* WHAT THE EXERCISE ASKS *
Please write out the following material line by line, keeping every character unchanged.

* THE INPUT *
--- --- ---
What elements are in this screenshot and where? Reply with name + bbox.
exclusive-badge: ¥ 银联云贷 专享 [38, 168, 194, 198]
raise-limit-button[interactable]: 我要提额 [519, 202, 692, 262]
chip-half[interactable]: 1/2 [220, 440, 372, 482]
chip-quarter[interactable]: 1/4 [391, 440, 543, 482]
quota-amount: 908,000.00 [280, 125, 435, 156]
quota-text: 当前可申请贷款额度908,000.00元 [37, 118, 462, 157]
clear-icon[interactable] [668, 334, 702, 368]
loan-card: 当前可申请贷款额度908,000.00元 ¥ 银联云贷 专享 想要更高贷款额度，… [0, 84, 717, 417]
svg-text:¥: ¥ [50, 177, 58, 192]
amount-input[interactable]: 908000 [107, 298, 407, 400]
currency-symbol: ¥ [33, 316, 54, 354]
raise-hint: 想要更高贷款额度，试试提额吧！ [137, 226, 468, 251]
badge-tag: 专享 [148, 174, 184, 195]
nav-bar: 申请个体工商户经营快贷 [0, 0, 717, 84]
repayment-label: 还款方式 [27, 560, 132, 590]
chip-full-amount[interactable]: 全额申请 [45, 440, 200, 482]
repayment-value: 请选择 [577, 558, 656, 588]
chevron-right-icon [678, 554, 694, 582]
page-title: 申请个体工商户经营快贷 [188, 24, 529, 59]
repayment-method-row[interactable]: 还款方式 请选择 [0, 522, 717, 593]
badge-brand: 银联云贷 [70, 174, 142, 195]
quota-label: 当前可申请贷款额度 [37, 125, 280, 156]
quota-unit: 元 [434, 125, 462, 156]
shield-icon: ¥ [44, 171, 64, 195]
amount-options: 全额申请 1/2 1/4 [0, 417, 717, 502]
--- --- ---
* EXERCISE RESULT *
What elements are in this screenshot and where? Reply with name + bbox.
exclusive-badge: ¥ 银联云贷 专享 [38, 168, 194, 198]
raise-limit-button[interactable]: 我要提额 [519, 202, 692, 262]
chip-half[interactable]: 1/2 [220, 440, 372, 482]
chip-quarter[interactable]: 1/4 [391, 440, 543, 482]
quota-amount: 908,000.00 [280, 125, 435, 156]
quota-text: 当前可申请贷款额度908,000.00元 [37, 118, 462, 157]
clear-icon[interactable] [668, 334, 702, 368]
loan-card: 当前可申请贷款额度908,000.00元 ¥ 银联云贷 专享 想要更高贷款额度，… [0, 84, 717, 417]
svg-text:¥: ¥ [50, 177, 58, 192]
amount-input[interactable]: 908000 [107, 298, 407, 400]
currency-symbol: ¥ [33, 316, 54, 354]
raise-hint: 想要更高贷款额度，试试提额吧！ [137, 226, 468, 251]
badge-tag: 专享 [148, 174, 184, 195]
nav-bar: 申请个体工商户经营快贷 [0, 0, 717, 84]
repayment-label: 还款方式 [27, 560, 132, 590]
chip-full-amount[interactable]: 全额申请 [45, 440, 200, 482]
repayment-value: 请选择 [577, 558, 656, 588]
chevron-right-icon [678, 554, 694, 582]
page-title: 申请个体工商户经营快贷 [188, 24, 529, 59]
repayment-method-row[interactable]: 还款方式 请选择 [0, 522, 717, 593]
badge-brand: 银联云贷 [70, 174, 142, 195]
quota-label: 当前可申请贷款额度 [37, 125, 280, 156]
quota-unit: 元 [434, 125, 462, 156]
shield-icon: ¥ [44, 171, 64, 195]
amount-options: 全额申请 1/2 1/4 [0, 417, 717, 502]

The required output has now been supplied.